→ **Material for the task**:
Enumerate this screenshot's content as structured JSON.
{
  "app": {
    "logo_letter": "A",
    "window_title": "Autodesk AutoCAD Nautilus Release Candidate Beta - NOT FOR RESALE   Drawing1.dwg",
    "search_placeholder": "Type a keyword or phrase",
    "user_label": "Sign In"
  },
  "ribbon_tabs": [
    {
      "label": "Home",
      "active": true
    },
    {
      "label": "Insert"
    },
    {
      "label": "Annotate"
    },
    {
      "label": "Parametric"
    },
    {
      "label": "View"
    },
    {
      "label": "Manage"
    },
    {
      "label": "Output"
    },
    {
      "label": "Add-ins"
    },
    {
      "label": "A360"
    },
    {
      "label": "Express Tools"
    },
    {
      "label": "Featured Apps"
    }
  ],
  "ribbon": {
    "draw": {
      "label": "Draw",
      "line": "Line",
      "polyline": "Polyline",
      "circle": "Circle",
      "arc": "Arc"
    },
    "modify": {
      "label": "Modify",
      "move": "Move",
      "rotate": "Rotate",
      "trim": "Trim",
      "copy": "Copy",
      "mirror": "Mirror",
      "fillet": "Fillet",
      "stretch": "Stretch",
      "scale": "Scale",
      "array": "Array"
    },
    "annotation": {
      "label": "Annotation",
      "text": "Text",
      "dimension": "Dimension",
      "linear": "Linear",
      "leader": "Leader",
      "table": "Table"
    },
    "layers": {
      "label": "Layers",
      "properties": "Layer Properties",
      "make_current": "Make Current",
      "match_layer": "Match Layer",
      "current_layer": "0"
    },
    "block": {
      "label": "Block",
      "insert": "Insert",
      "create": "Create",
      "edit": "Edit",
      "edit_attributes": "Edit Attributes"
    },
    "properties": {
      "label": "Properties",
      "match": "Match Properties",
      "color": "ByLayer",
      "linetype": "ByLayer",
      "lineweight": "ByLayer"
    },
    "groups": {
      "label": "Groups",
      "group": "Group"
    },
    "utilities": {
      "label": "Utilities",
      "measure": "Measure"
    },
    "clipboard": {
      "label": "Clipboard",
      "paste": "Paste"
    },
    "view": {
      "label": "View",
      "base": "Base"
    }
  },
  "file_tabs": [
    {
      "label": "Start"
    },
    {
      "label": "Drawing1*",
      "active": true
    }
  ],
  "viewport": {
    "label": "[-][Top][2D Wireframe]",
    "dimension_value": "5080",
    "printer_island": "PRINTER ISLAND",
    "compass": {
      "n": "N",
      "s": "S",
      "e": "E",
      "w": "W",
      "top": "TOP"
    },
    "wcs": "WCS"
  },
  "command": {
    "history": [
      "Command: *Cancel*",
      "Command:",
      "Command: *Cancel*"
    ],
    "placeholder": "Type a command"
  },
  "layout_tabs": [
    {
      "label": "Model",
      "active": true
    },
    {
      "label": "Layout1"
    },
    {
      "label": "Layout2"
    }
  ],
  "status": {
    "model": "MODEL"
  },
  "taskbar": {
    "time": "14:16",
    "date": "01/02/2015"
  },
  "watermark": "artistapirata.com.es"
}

→ **What you should do**:
From the preceding material, extract every line exactly.

→ **Expected output**:
Enumerate this screenshot's content as structured JSON.
{
  "app": {
    "logo_letter": "A",
    "window_title": "Autodesk AutoCAD Nautilus Release Candidate Beta - NOT FOR RESALE   Drawing1.dwg",
    "search_placeholder": "Type a keyword or phrase",
    "user_label": "Sign In"
  },
  "ribbon_tabs": [
    {
      "label": "Home",
      "active": true
    },
    {
      "label": "Insert"
    },
    {
      "label": "Annotate"
    },
    {
      "label": "Parametric"
    },
    {
      "label": "View"
    },
    {
      "label": "Manage"
    },
    {
      "label": "Output"
    },
    {
      "label": "Add-ins"
    },
    {
      "label": "A360"
    },
    {
      "label": "Express Tools"
    },
    {
      "label": "Featured Apps"
    }
  ],
  "ribbon": {
    "draw": {
      "label": "Draw",
      "line": "Line",
      "polyline": "Polyline",
      "circle": "Circle",
      "arc": "Arc"
    },
    "modify": {
      "label": "Modify",
      "move": "Move",
      "rotate": "Rotate",
      "trim": "Trim",
      "copy": "Copy",
      "mirror": "Mirror",
      "fillet": "Fillet",
      "stretch": "Stretch",
      "scale": "Scale",
      "array": "Array"
    },
    "annotation": {
      "label": "Annotation",
      "text": "Text",
      "dimension": "Dimension",
      "linear": "Linear",
      "leader": "Leader",
      "table": "Table"
    },
    "layers": {
      "label": "Layers",
      "properties": "Layer Properties",
      "make_current": "Make Current",
      "match_layer": "Match Layer",
      "current_layer": "0"
    },
    "block": {
      "label": "Block",
      "insert": "Insert",
      "create": "Create",
      "edit": "Edit",
      "edit_attributes": "Edit Attributes"
    },
    "properties": {
      "label": "Properties",
      "match": "Match Properties",
      "color": "ByLayer",
      "linetype": "ByLayer",
      "lineweight": "ByLayer"
    },
    "groups": {
      "label": "Groups",
      "group": "Group"
    },
    "utilities": {
      "label": "Utilities",
      "measure": "Measure"
    },
    "clipboard": {
      "label": "Clipboard",
      "paste": "Paste"
    },
    "view": {
      "label": "View",
      "base": "Base"
    }
  },
  "file_tabs": [
    {
      "label": "Start"
    },
    {
      "label": "Drawing1*",
      "active": true
    }
  ],
  "viewport": {
    "label": "[-][Top][2D Wireframe]",
    "dimension_value": "5080",
    "printer_island": "PRINTER ISLAND",
    "compass": {
      "n": "N",
      "s": "S",
      "e": "E",
      "w": "W",
      "top": "TOP"
    },
    "wcs": "WCS"
  },
  "command": {
    "history": [
      "Command: *Cancel*",
      "Command:",
      "Command: *Cancel*"
    ],
    "placeholder": "Type a command"
  },
  "layout_tabs": [
    {
      "label": "Model",
      "active": true
    },
    {
      "label": "Layout1"
    },
    {
      "label": "Layout2"
    }
  ],
  "status": {
    "model": "MODEL"
  },
  "taskbar": {
    "time": "14:16",
    "date": "01/02/2015"
  },
  "watermark": "artistapirata.com.es"
}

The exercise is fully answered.